- **INFORMATION SUPPLIED**:
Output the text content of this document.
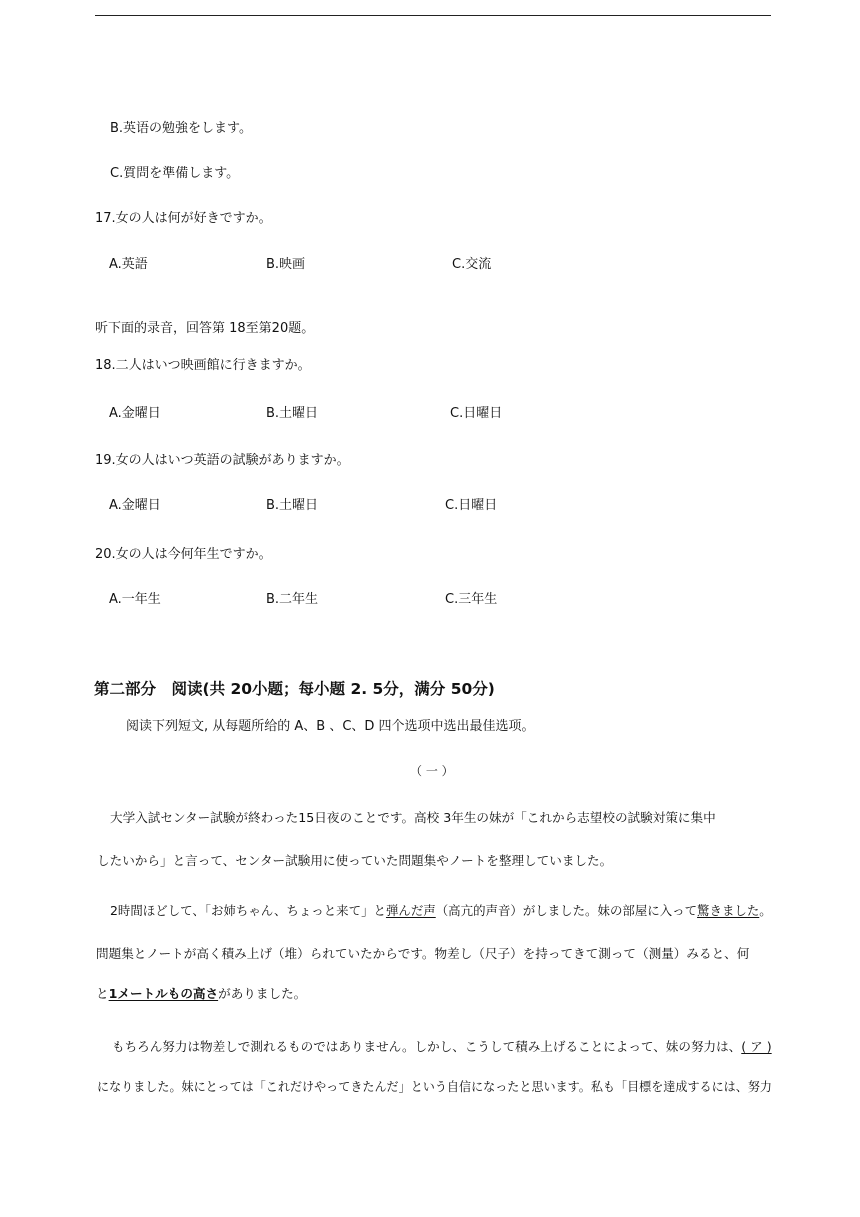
B.英语の勉強をします。
C.質問を準備します。
17.女の人は何が好きですか。
A.英語	B.映画	C.交流
听下面的录音，回答第 18至第20题。
18.二人はいつ映画館に行きますか。
A.金曜日	B.土曜日	C.日曜日
19.女の人はいつ英語の試験がありますか。
A.金曜日	B.土曜日	C.日曜日
20.女の人は今何年生ですか。
A.一年生	B.二年生	C.三年生
第二部分　阅读(共 20小题；每小题 2. 5分，满分 50分)
阅读下列短文, 从每题所给的 A、B 、C、D 四个选项中选出最佳选项。
（ 一 ）
大学入試センター試験が終わった15日夜のことです。高校 3年生の妹が「これから志望校の試験対策に集中
したいから」と言って、センター試験用に使っていた問題集やノートを整理していました。
2時間ほどして、「お姉ちゃん、ちょっと来て」と弾んだ声（高亢的声音）がしました。妹の部屋に入って驚きました。
問題集とノートが高く積み上げ（堆）られていたからです。物差し（尺子）を持ってきて測って（测量）みると、何
と1メートルもの高さがありました。
もちろん努力は物差しで測れるものではありません。しかし、こうして積み上げることによって、妹の努力は、( ア )
になりました。妹にとっては「これだけやってきたんだ」という自信になったと思います。私も「目標を達成するには、努力
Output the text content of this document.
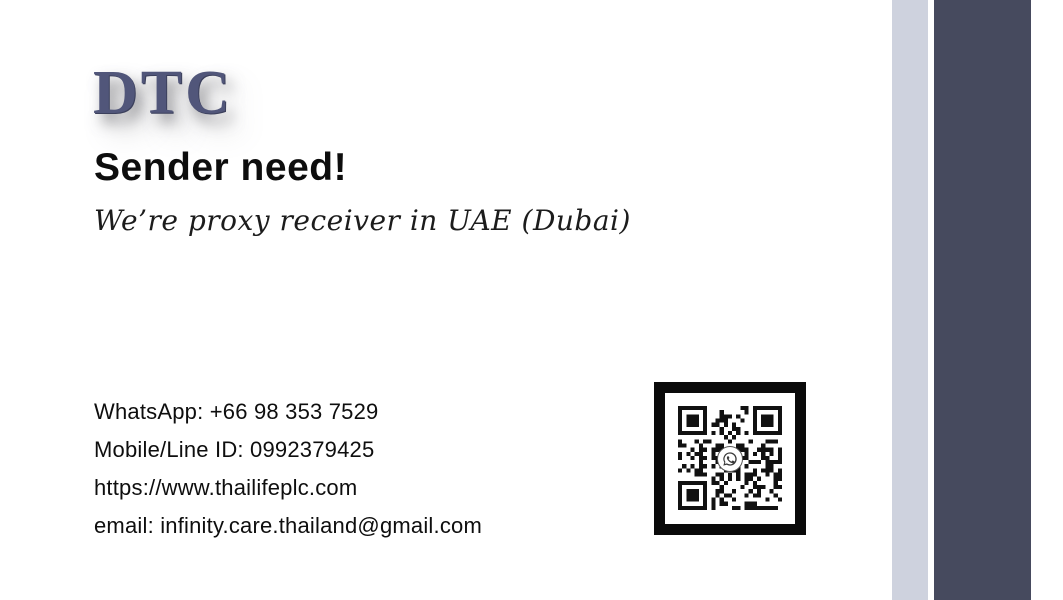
DTC
Sender need!
We’re proxy receiver in UAE (Dubai)
WhatsApp: +66 98 353 7529
Mobile/Line ID: 0992379425
https://www.thailifeplc.com
email: infinity.care.thailand@gmail.com
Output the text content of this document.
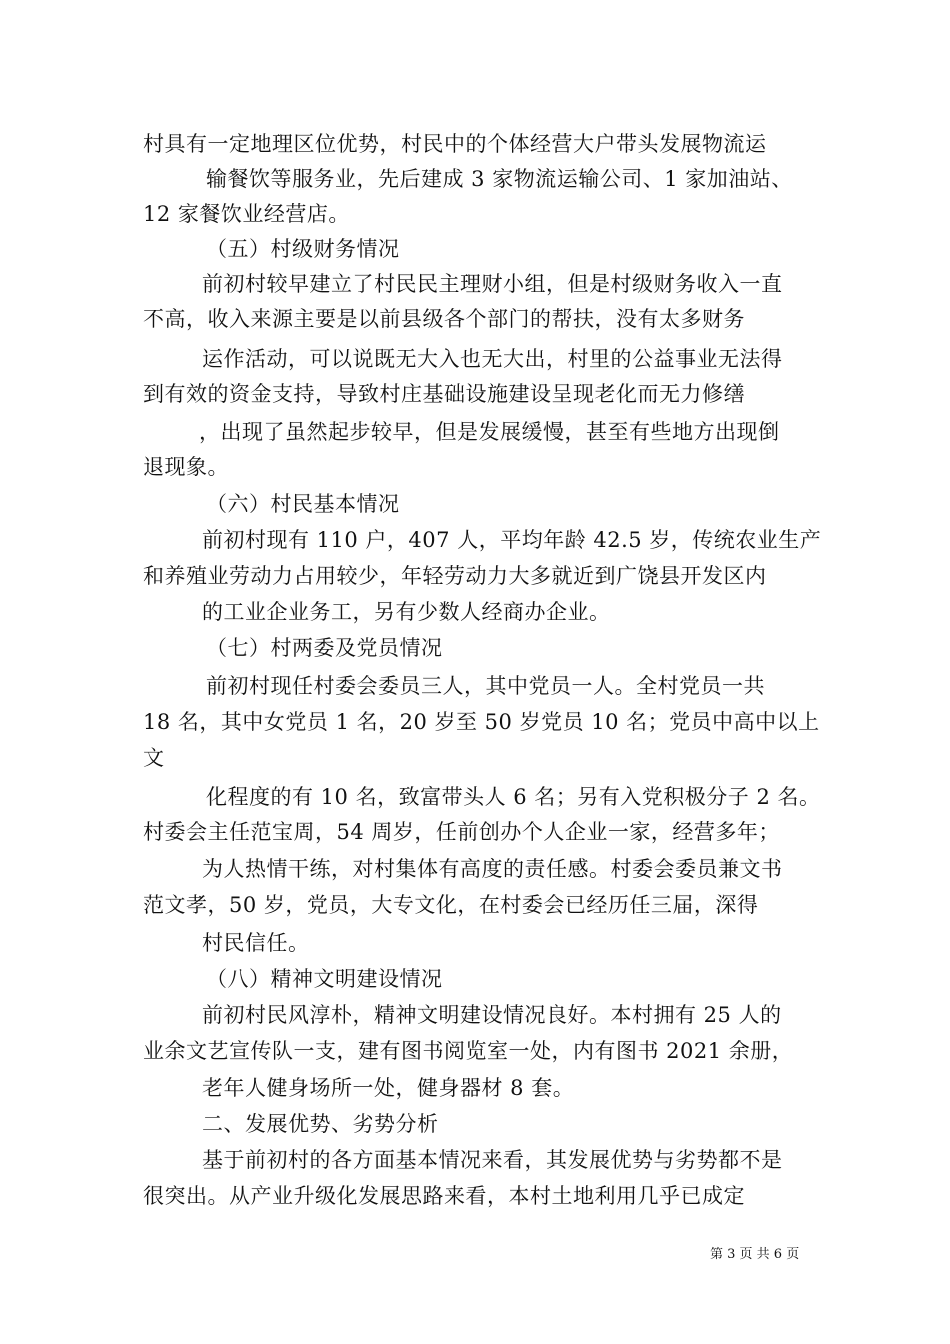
村具有一定地理区位优势，村民中的个体经营大户带头发展物流运
输餐饮等服务业，先后建成 3 家物流运输公司、1 家加油站、
12 家餐饮业经营店。
（五）村级财务情况
前初村较早建立了村民民主理财小组，但是村级财务收入一直
不高，收入来源主要是以前县级各个部门的帮扶，没有太多财务
运作活动，可以说既无大入也无大出，村里的公益事业无法得
到有效的资金支持，导致村庄基础设施建设呈现老化而无力修缮
，出现了虽然起步较早，但是发展缓慢，甚至有些地方出现倒
退现象。
（六）村民基本情况
前初村现有 110 户，407 人，平均年龄 42.5 岁，传统农业生产
和养殖业劳动力占用较少，年轻劳动力大多就近到广饶县开发区内
的工业企业务工，另有少数人经商办企业。
（七）村两委及党员情况
前初村现任村委会委员三人，其中党员一人。全村党员一共
18 名，其中女党员 1 名，20 岁至 50 岁党员 10 名；党员中高中以上
文
化程度的有 10 名，致富带头人 6 名；另有入党积极分子 2 名。
村委会主任范宝周，54 周岁，任前创办个人企业一家，经营多年；
为人热情干练，对村集体有高度的责任感。村委会委员兼文书
范文孝，50 岁，党员，大专文化，在村委会已经历任三届，深得
村民信任。
（八）精神文明建设情况
前初村民风淳朴，精神文明建设情况良好。本村拥有 25 人的
业余文艺宣传队一支，建有图书阅览室一处，内有图书 2021 余册，
老年人健身场所一处，健身器材 8 套。
二、发展优势、劣势分析
基于前初村的各方面基本情况来看，其发展优势与劣势都不是
很突出。从产业升级化发展思路来看，本村土地利用几乎已成定
第 3 页 共 6 页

- **JOB**:
Print every entry exactly as written, without the pictures.

- **RESPONSE BELOW**:
Output the text content of this document.
B.英语の勉強をします。
C.質問を準備します。
17.女の人は何が好きですか。
A.英語	B.映画	C.交流
听下面的录音，回答第 18至第20题。
18.二人はいつ映画館に行きますか。
A.金曜日	B.土曜日	C.日曜日
19.女の人はいつ英語の試験がありますか。
A.金曜日	B.土曜日	C.日曜日
20.女の人は今何年生ですか。
A.一年生	B.二年生	C.三年生
第二部分　阅读(共 20小题；每小题 2. 5分，满分 50分)
阅读下列短文, 从每题所给的 A、B 、C、D 四个选项中选出最佳选项。
（ 一 ）
大学入試センター試験が終わった15日夜のことです。高校 3年生の妹が「これから志望校の試験対策に集中
したいから」と言って、センター試験用に使っていた問題集やノートを整理していました。
2時間ほどして、「お姉ちゃん、ちょっと来て」と弾んだ声（高亢的声音）がしました。妹の部屋に入って驚きました。
問題集とノートが高く積み上げ（堆）られていたからです。物差し（尺子）を持ってきて測って（测量）みると、何
と1メートルもの高さがありました。
もちろん努力は物差しで測れるものではありません。しかし、こうして積み上げることによって、妹の努力は、( ア )
になりました。妹にとっては「これだけやってきたんだ」という自信になったと思います。私も「目標を達成するには、努力
Output the text content of this document.
DTC
Sender need!
We’re proxy receiver in UAE (Dubai)
WhatsApp: +66 98 353 7529
Mobile/Line ID: 0992379425
https://www.thailifeplc.com
email: infinity.care.thailand@gmail.com
Output the text content of this document.
村具有一定地理区位优势，村民中的个体经营大户带头发展物流运
输餐饮等服务业，先后建成 3 家物流运输公司、1 家加油站、
12 家餐饮业经营店。
（五）村级财务情况
前初村较早建立了村民民主理财小组，但是村级财务收入一直
不高，收入来源主要是以前县级各个部门的帮扶，没有太多财务
运作活动，可以说既无大入也无大出，村里的公益事业无法得
到有效的资金支持，导致村庄基础设施建设呈现老化而无力修缮
，出现了虽然起步较早，但是发展缓慢，甚至有些地方出现倒
退现象。
（六）村民基本情况
前初村现有 110 户，407 人，平均年龄 42.5 岁，传统农业生产
和养殖业劳动力占用较少，年轻劳动力大多就近到广饶县开发区内
的工业企业务工，另有少数人经商办企业。
（七）村两委及党员情况
前初村现任村委会委员三人，其中党员一人。全村党员一共
18 名，其中女党员 1 名，20 岁至 50 岁党员 10 名；党员中高中以上
文
化程度的有 10 名，致富带头人 6 名；另有入党积极分子 2 名。
村委会主任范宝周，54 周岁，任前创办个人企业一家，经营多年；
为人热情干练，对村集体有高度的责任感。村委会委员兼文书
范文孝，50 岁，党员，大专文化，在村委会已经历任三届，深得
村民信任。
（八）精神文明建设情况
前初村民风淳朴，精神文明建设情况良好。本村拥有 25 人的
业余文艺宣传队一支，建有图书阅览室一处，内有图书 2021 余册，
老年人健身场所一处，健身器材 8 套。
二、发展优势、劣势分析
基于前初村的各方面基本情况来看，其发展优势与劣势都不是
很突出。从产业升级化发展思路来看，本村土地利用几乎已成定
第 3 页 共 6 页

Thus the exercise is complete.